*TASK BRIEF*:
Make an exact copy of each entry, leaving out every picture.

*EXERCISE MATERIAL*:
-=-=-=-=-
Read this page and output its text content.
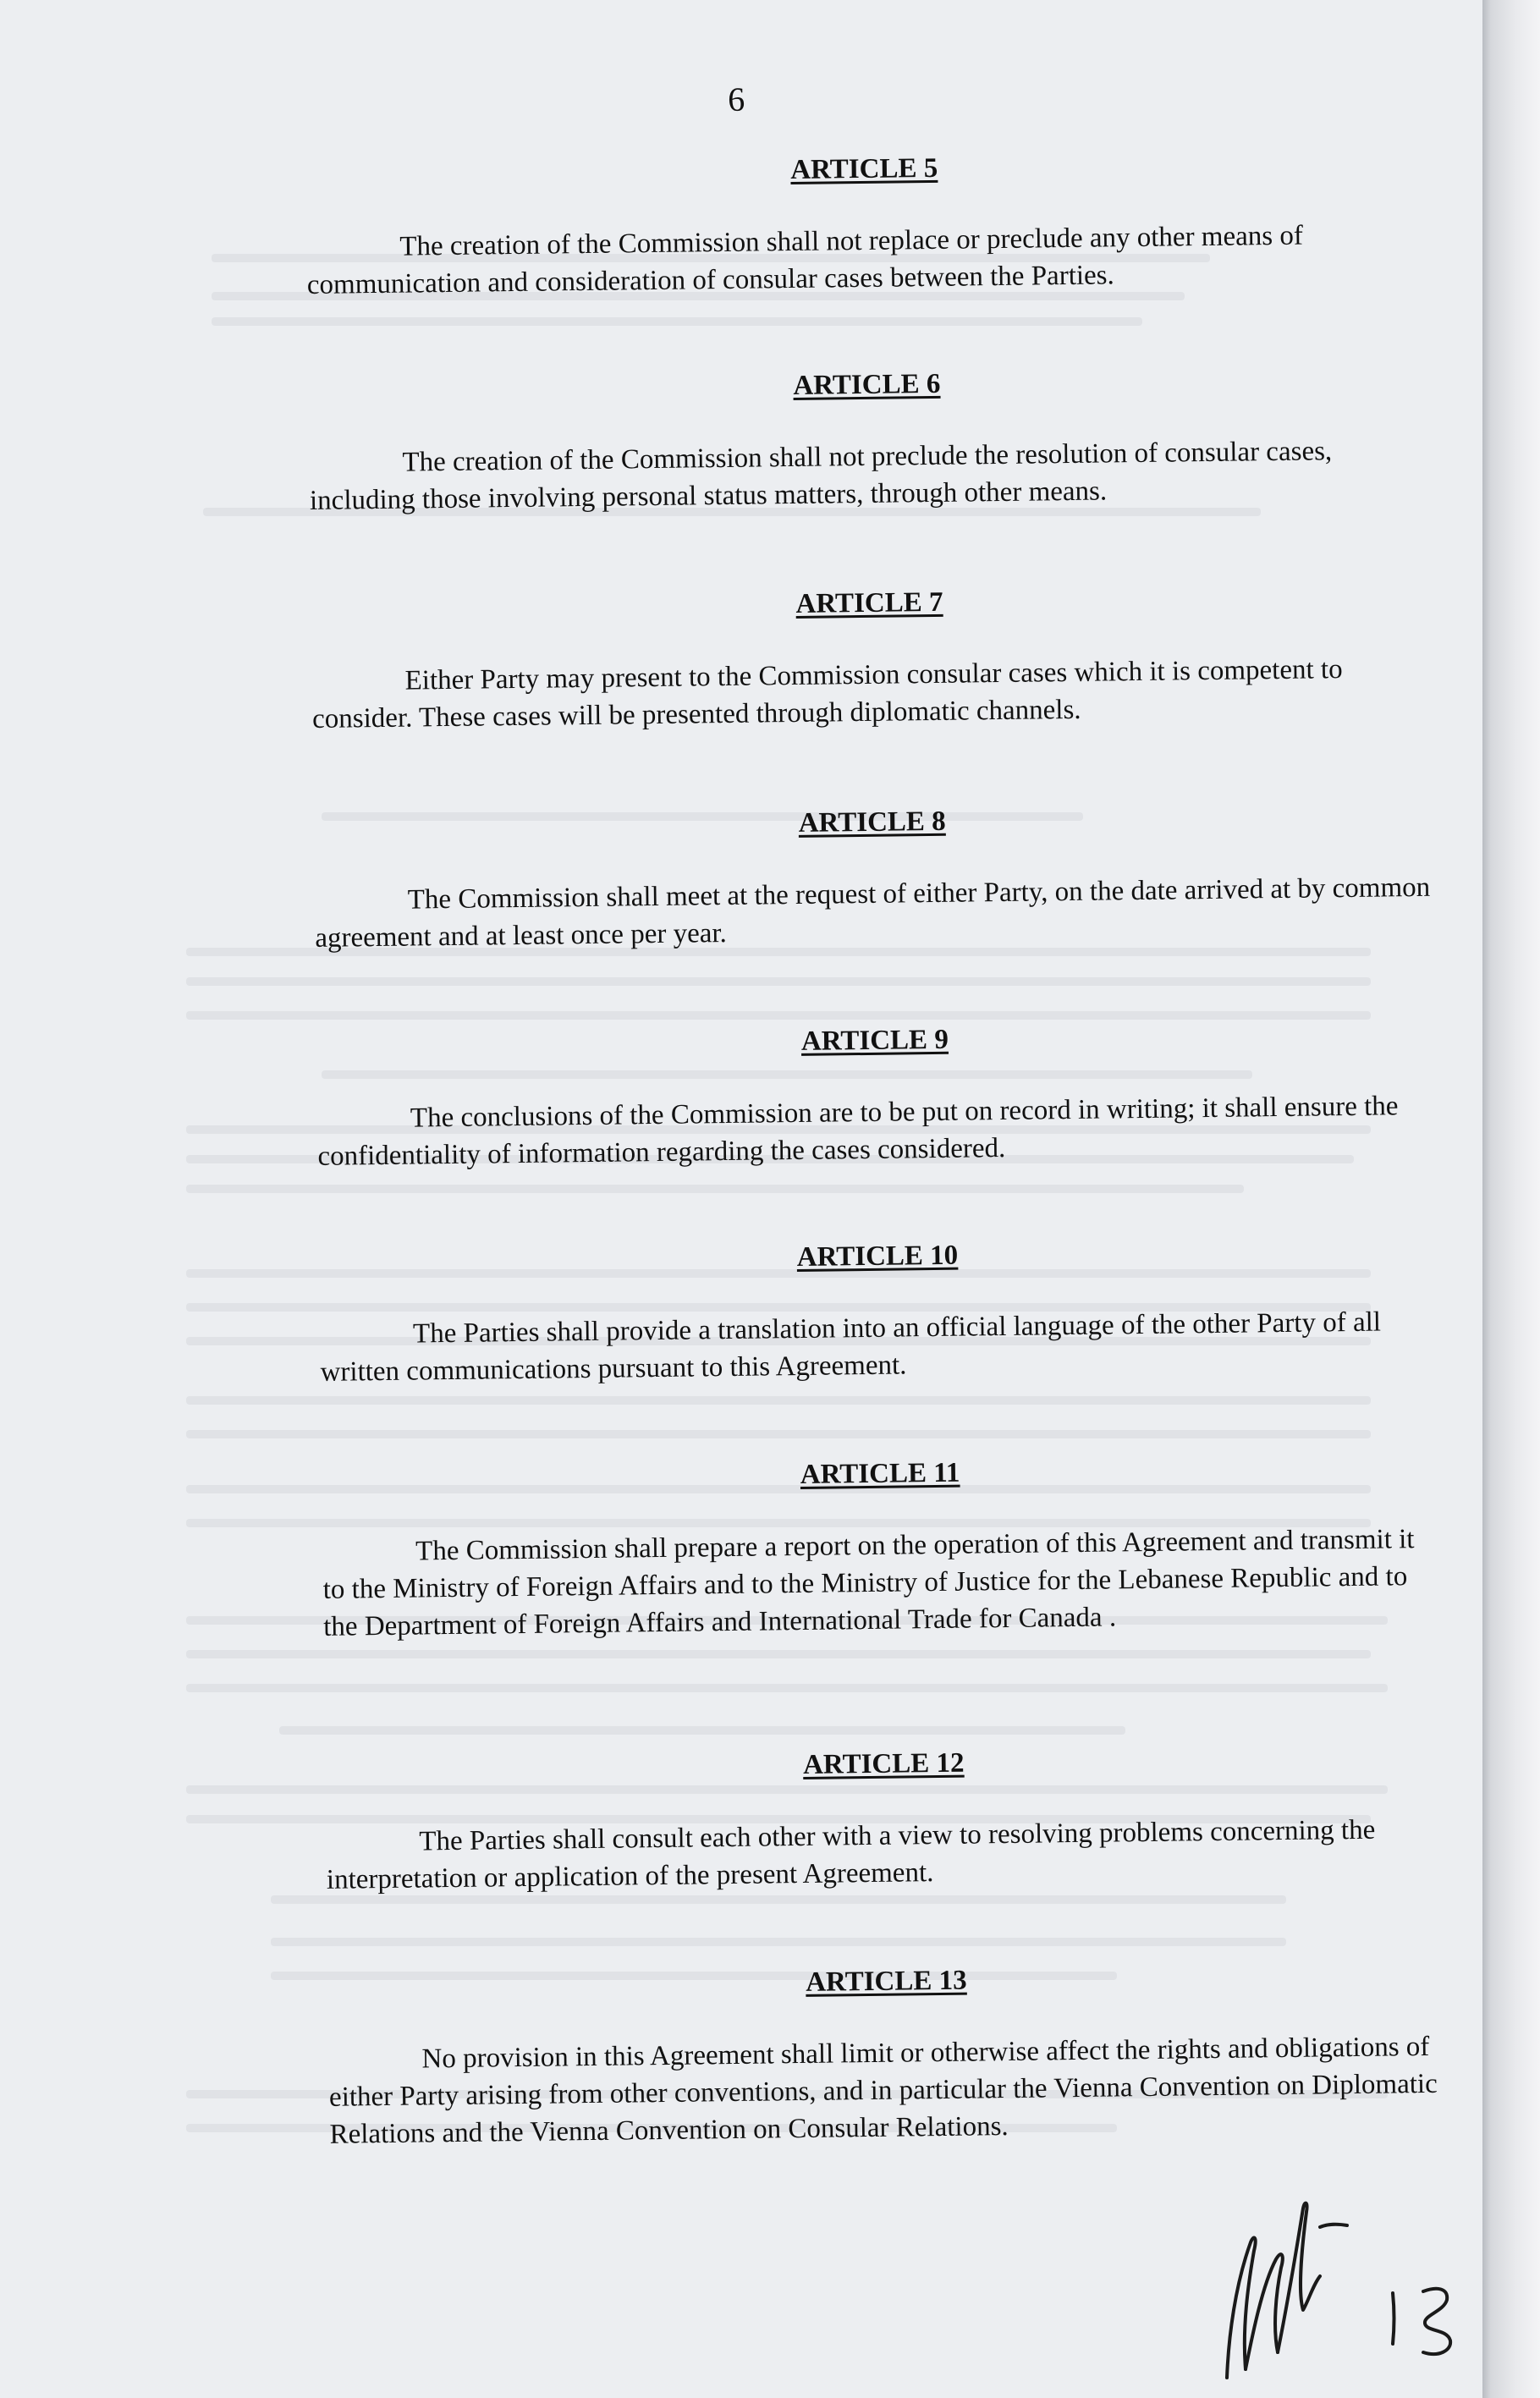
6
ARTICLE 5

The creation of the Commission shall not replace or preclude any other means of communication and consideration of consular cases between the Parties.

ARTICLE 6

The creation of the Commission shall not preclude the resolution of consular cases, including those involving personal status matters, through other means.

ARTICLE 7

Either Party may present to the Commission consular cases which it is competent to consider. These cases will be presented through diplomatic channels.

ARTICLE 8

The Commission shall meet at the request of either Party, on the date arrived at by common agreement and at least once per year.

ARTICLE 9

The conclusions of the Commission are to be put on record in writing; it shall ensure the confidentiality of information regarding the cases considered.

ARTICLE 10

The Parties shall provide a translation into an official language of the other Party of all written communications pursuant to this Agreement.

ARTICLE 11

The Commission shall prepare a report on the operation of this Agreement and transmit it to the Ministry of Foreign Affairs and to the Ministry of Justice for the Lebanese Republic and to the Department of Foreign Affairs and International Trade for Canada .

ARTICLE 12

The Parties shall consult each other with a view to resolving problems concerning the interpretation or application of the present Agreement.

ARTICLE 13

No provision in this Agreement shall limit or otherwise affect the rights and obligations of either Party arising from other conventions, and in particular the Vienna Convention on Diplomatic Relations and the Vienna Convention on Consular Relations.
-=-=-=-=-
*TASK RESULT*:
Read this page and output its text content.
6
ARTICLE 5

The creation of the Commission shall not replace or preclude any other means of communication and consideration of consular cases between the Parties.

ARTICLE 6

The creation of the Commission shall not preclude the resolution of consular cases, including those involving personal status matters, through other means.

ARTICLE 7

Either Party may present to the Commission consular cases which it is competent to consider. These cases will be presented through diplomatic channels.

ARTICLE 8

The Commission shall meet at the request of either Party, on the date arrived at by common agreement and at least once per year.

ARTICLE 9

The conclusions of the Commission are to be put on record in writing; it shall ensure the confidentiality of information regarding the cases considered.

ARTICLE 10

The Parties shall provide a translation into an official language of the other Party of all written communications pursuant to this Agreement.

ARTICLE 11

The Commission shall prepare a report on the operation of this Agreement and transmit it to the Ministry of Foreign Affairs and to the Ministry of Justice for the Lebanese Republic and to the Department of Foreign Affairs and International Trade for Canada .

ARTICLE 12

The Parties shall consult each other with a view to resolving problems concerning the interpretation or application of the present Agreement.

ARTICLE 13

No provision in this Agreement shall limit or otherwise affect the rights and obligations of either Party arising from other conventions, and in particular the Vienna Convention on Diplomatic Relations and the Vienna Convention on Consular Relations.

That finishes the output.